▸ EXERCISE TASK
Copy every line from the data below in which the string "independent" can be found.

** start TASK INPUTS **

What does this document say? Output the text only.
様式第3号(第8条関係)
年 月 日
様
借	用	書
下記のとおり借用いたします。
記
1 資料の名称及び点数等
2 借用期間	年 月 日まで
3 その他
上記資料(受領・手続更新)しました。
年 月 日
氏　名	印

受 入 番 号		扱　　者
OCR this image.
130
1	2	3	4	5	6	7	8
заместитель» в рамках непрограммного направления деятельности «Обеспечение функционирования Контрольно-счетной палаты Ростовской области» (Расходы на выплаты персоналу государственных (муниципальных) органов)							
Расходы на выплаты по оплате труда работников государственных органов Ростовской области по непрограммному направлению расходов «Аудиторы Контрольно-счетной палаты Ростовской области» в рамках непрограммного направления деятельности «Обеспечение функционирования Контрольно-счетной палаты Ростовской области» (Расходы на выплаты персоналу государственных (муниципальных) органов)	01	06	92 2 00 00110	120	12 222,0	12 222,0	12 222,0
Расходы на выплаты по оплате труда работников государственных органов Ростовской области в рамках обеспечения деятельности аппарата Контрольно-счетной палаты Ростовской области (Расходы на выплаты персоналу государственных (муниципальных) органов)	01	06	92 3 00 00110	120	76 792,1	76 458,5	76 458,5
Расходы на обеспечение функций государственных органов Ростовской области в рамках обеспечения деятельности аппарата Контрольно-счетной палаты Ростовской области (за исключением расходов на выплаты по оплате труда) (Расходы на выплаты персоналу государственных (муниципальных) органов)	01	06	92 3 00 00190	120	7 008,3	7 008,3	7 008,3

** end TASK INPUTS **
** start TASK INPUTS **

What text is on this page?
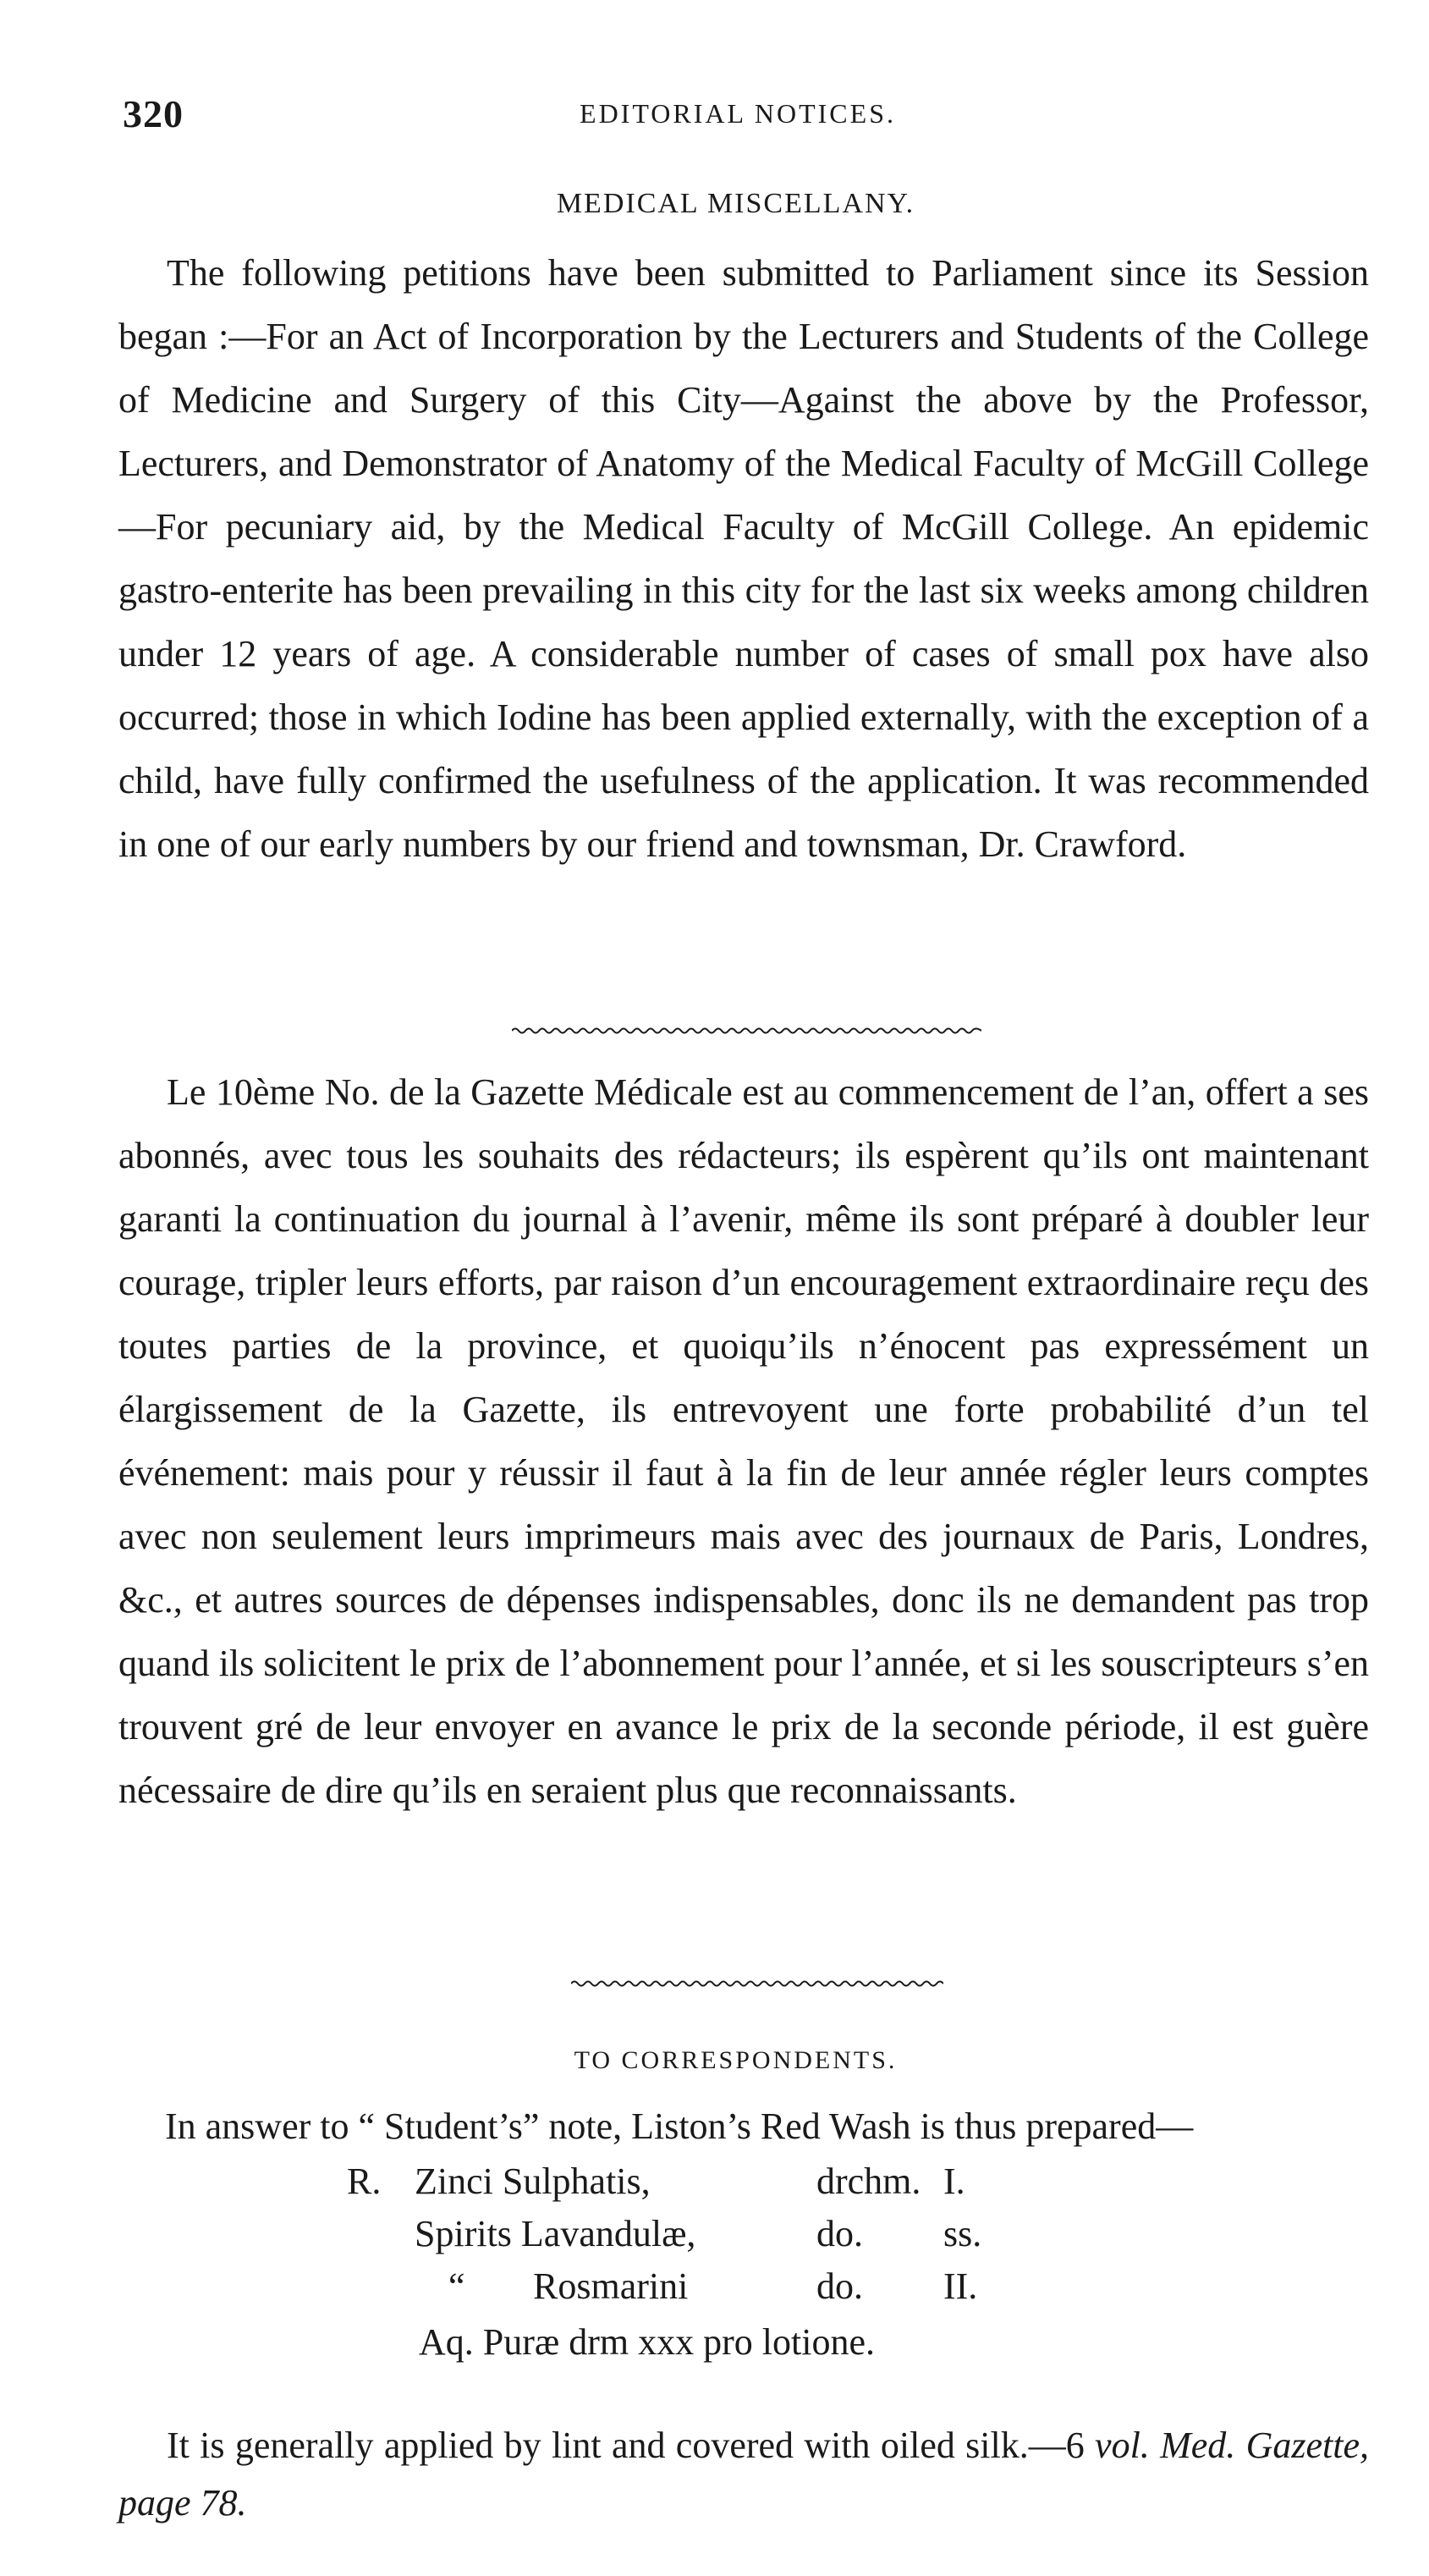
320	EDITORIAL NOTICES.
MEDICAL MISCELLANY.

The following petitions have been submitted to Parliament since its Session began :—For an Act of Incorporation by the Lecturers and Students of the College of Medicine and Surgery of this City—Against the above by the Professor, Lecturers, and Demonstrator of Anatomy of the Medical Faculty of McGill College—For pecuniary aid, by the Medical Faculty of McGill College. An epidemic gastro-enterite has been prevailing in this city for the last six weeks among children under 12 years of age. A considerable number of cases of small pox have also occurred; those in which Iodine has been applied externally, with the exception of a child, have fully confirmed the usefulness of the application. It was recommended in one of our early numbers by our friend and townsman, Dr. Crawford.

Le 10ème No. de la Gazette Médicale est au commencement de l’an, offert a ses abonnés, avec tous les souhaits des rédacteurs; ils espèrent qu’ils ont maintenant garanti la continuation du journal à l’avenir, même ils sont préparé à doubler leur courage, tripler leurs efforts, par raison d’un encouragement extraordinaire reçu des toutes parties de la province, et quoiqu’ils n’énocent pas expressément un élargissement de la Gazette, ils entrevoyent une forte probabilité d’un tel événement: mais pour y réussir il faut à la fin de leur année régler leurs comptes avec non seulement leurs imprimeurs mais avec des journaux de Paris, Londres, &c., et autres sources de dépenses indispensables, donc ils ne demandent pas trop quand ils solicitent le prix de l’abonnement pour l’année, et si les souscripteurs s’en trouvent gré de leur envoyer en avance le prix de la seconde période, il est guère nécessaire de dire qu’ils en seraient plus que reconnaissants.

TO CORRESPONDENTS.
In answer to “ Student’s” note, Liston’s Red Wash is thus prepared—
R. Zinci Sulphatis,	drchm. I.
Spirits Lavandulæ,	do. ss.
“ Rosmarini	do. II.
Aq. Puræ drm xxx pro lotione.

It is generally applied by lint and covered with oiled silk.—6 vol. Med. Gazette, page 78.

** end TASK INPUTS **
** start TASK INPUTS **

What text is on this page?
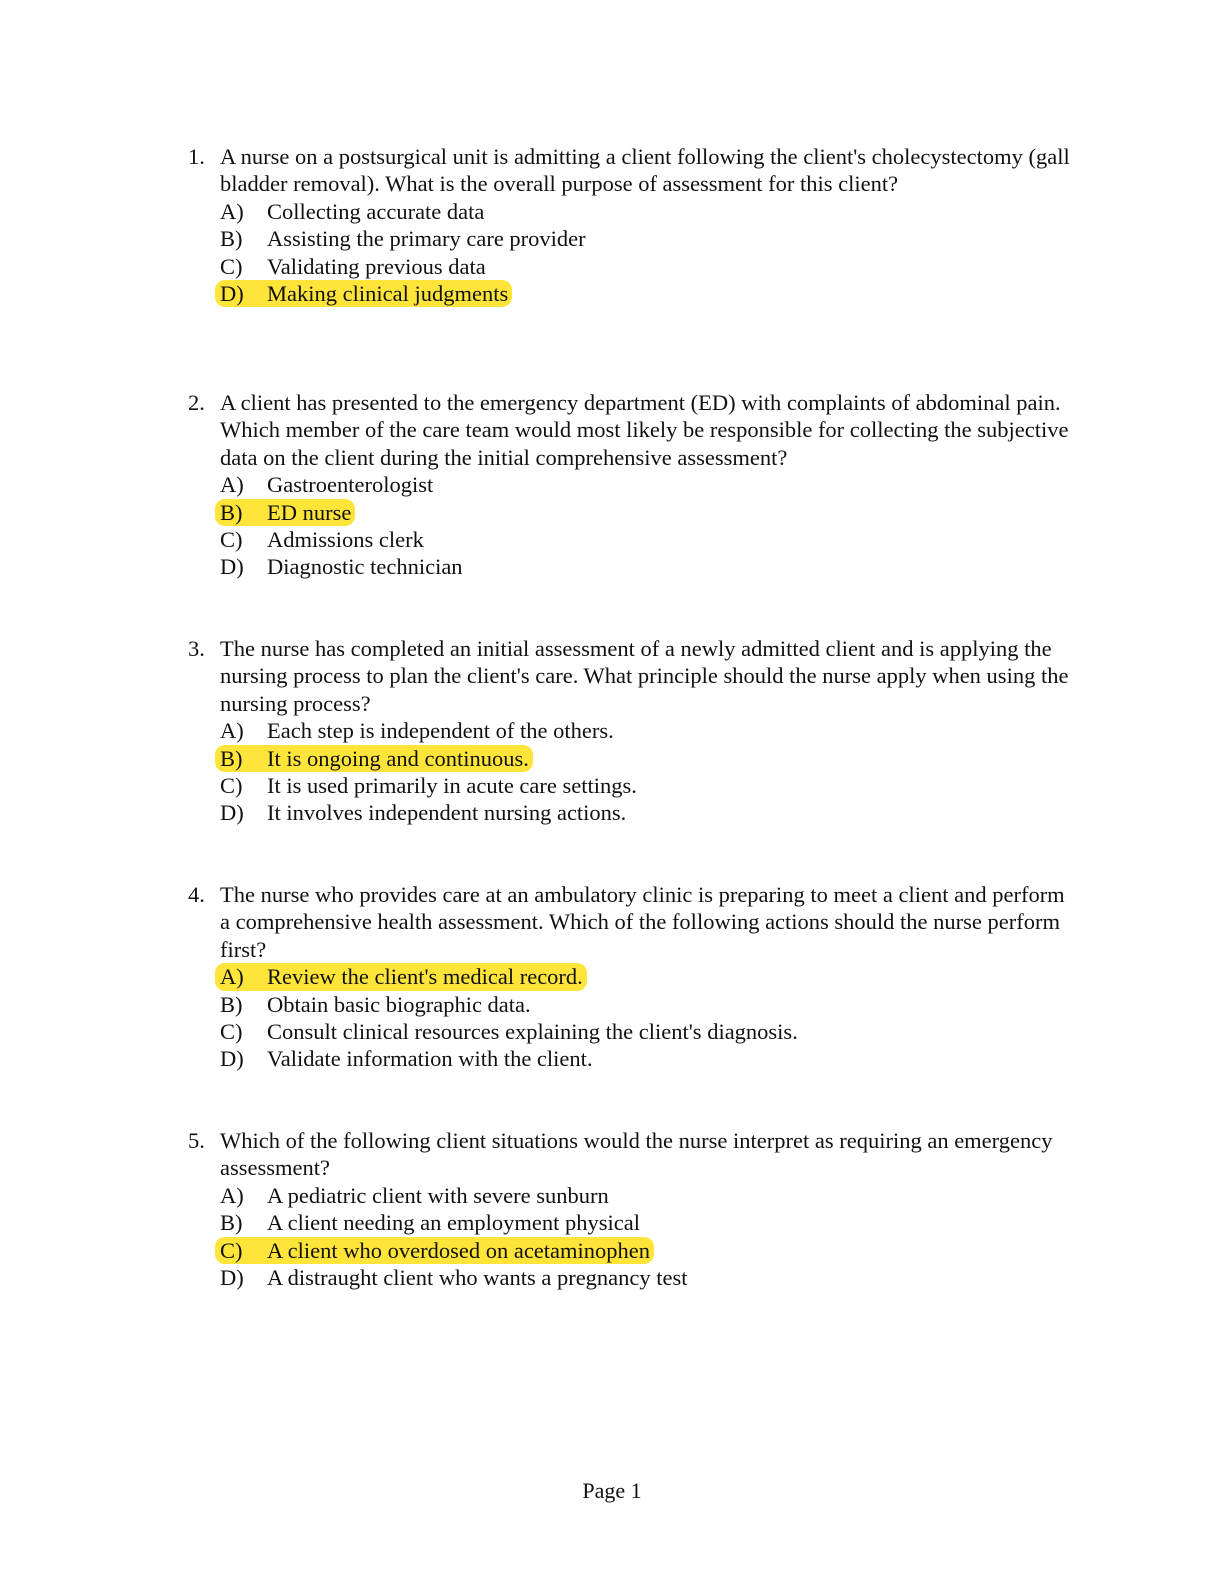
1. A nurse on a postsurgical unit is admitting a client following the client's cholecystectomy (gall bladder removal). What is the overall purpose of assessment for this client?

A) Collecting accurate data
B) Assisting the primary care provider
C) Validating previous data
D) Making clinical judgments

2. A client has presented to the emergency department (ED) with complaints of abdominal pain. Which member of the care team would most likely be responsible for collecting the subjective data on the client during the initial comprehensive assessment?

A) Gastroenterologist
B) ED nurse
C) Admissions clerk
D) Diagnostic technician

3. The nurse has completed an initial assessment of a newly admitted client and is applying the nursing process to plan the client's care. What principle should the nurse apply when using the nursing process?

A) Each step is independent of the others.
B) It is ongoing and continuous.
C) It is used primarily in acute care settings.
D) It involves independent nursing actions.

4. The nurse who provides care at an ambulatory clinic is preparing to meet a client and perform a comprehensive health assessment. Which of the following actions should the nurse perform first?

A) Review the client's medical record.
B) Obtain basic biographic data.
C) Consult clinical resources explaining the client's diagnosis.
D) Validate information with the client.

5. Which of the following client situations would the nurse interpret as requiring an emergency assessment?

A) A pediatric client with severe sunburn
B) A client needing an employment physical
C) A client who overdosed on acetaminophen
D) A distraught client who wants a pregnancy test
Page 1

** end TASK INPUTS **

▸ EXERCISE ANSWER
A) Each step is independent of the others.
D) It involves independent nursing actions.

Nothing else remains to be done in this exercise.